> [GIVEN INSTRUCTION A]: Reproduce, word for word, the passage below about the DRBC's proposed rules on hydraulic fracturing.

The DRBC proposed to amend its Special Regulations to prohibit high volume hydraulic fracturing in shale and other rock formations in the Delaware River Basin, to establish provisions regarding water use for hydraulic fracturing, and to establish provisions related to the management of water produced by hydraulic fracturing. The amendments “discourage” the diversion, transfer, or exportation of Delaware River Basin water to areas outside the basin to support hydraulic fracturing, and would require approval of the Commission for deviations from this policy. With the idea of protecting existing objectives for water quality in the region, the proposal would further require Commission approval for water produced by hydraulic fracturing to be imported into the Delaware River Basin region. Hydraulic fracturing in the Marcellus Shale uses 3-5 million gallons of water per well, creating potential for thermal, radioactive, and chemical pollution. More than 15 million people rely on the Delaware River Basin for drinking water.

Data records
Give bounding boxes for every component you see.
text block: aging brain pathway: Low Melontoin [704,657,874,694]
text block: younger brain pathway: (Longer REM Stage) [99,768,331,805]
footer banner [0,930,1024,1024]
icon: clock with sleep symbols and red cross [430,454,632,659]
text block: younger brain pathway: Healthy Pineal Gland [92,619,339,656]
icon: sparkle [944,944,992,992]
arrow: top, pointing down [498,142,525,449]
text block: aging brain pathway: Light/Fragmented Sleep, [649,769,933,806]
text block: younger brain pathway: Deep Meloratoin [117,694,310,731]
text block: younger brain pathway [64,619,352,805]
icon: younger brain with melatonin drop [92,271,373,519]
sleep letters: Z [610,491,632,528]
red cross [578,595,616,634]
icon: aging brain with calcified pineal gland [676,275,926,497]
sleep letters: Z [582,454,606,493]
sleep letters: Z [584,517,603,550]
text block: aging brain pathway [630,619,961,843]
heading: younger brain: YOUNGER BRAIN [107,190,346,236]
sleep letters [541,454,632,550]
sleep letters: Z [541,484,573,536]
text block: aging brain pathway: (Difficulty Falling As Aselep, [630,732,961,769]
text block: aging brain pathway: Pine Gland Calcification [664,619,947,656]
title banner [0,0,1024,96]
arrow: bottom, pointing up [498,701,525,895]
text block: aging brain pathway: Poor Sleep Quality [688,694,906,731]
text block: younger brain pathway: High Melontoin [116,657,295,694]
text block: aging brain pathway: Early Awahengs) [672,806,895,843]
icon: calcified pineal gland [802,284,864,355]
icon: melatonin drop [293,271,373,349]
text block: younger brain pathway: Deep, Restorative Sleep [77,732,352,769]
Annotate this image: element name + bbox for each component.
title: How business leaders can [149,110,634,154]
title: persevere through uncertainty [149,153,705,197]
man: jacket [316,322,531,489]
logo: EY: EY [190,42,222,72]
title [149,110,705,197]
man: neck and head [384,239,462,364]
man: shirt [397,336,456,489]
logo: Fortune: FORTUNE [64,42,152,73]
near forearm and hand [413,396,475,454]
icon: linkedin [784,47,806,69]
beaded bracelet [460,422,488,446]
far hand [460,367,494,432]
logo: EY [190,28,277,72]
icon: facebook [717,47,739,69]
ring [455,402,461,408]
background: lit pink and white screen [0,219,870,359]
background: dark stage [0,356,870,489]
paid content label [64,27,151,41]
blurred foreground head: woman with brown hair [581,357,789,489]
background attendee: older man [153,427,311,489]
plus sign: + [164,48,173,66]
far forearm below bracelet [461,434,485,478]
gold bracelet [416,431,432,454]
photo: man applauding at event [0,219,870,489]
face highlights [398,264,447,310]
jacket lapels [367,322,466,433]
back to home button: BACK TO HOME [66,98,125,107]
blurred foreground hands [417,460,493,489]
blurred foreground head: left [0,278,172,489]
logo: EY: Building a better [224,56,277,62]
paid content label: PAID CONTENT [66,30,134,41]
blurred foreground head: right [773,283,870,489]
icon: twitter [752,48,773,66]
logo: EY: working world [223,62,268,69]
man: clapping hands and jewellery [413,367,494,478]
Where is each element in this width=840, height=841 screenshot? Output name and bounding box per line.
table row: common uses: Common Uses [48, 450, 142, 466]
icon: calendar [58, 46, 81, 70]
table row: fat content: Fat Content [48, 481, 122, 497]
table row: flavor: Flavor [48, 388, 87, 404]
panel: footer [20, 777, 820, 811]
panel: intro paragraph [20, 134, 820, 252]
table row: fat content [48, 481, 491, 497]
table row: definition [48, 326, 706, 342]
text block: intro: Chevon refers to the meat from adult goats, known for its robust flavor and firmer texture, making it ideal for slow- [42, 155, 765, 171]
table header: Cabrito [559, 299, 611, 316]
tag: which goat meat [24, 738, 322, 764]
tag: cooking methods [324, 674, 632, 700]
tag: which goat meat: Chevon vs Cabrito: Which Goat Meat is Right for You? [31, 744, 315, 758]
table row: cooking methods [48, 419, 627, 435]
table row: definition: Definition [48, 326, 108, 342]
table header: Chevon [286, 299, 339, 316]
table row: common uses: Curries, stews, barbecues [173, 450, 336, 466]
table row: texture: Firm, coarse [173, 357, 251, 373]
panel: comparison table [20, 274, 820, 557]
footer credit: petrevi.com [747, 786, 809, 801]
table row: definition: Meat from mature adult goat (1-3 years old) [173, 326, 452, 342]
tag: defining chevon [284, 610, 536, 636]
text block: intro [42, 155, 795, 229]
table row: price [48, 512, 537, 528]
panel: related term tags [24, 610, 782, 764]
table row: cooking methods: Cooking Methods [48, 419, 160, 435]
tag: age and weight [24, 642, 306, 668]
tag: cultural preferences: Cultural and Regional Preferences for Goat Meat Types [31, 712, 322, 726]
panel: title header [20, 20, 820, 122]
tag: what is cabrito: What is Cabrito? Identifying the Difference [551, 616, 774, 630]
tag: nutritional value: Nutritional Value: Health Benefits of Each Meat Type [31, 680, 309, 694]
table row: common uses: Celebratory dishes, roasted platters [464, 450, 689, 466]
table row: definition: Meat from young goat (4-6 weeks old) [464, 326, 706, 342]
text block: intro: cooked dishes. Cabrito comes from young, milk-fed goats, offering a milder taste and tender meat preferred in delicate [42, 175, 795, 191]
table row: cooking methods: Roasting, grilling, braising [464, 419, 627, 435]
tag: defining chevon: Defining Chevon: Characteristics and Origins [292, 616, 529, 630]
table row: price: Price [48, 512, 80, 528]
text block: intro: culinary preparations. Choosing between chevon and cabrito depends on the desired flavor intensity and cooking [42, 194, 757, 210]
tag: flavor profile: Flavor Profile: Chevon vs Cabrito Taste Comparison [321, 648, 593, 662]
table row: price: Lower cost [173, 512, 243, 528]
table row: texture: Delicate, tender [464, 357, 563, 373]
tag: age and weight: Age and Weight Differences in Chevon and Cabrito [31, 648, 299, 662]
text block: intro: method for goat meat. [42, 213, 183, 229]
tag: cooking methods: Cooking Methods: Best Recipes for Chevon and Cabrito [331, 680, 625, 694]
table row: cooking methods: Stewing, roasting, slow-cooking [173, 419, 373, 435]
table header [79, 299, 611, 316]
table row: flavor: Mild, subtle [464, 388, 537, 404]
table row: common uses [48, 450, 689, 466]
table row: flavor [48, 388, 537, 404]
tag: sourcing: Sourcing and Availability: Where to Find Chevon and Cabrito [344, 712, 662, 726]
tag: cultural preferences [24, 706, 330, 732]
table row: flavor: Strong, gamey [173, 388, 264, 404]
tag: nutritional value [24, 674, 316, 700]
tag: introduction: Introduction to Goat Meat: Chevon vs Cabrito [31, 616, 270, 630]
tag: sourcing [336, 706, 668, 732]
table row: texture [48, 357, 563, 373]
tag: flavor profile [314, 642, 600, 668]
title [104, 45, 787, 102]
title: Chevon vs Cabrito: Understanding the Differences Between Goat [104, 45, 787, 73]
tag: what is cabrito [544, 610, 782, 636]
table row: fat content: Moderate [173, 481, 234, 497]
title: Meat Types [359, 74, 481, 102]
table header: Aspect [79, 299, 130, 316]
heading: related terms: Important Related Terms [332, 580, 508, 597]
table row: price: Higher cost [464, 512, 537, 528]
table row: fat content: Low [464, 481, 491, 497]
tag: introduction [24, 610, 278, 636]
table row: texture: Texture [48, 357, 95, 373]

> [GIVEN INSTRUCTION B]: Identify every line in the records above that contains the word "Where", and copy each of those lines.

> [FULL SOLUTION A]:
The DRBC proposed to amend its Special Regulations to prohibit high volume hydraulic fracturing in shale and other rock formations in the Delaware River Basin, to establish provisions regarding water use for hydraulic fracturing, and to establish provisions related to the management of water produced by hydraulic fracturing. The amendments “discourage” the diversion, transfer, or exportation of Delaware River Basin water to areas outside the basin to support hydraulic fracturing, and would require approval of the Commission for deviations from this policy. With the idea of protecting existing objectives for water quality in the region, the proposal would further require Commission approval for water produced by hydraulic fracturing to be imported into the Delaware River Basin region. Hydraulic fracturing in the Marcellus Shale uses 3-5 million gallons of water per well, creating potential for thermal, radioactive, and chemical pollution. More than 15 million people rely on the Delaware River Basin for drinking water.

> [FULL SOLUTION B]:
Where is each element in this width=840, height=841 screenshot? Output name and bounding box per line.
tag: sourcing: Sourcing and Availability: Where to Find Chevon and Cabrito [344, 712, 662, 726]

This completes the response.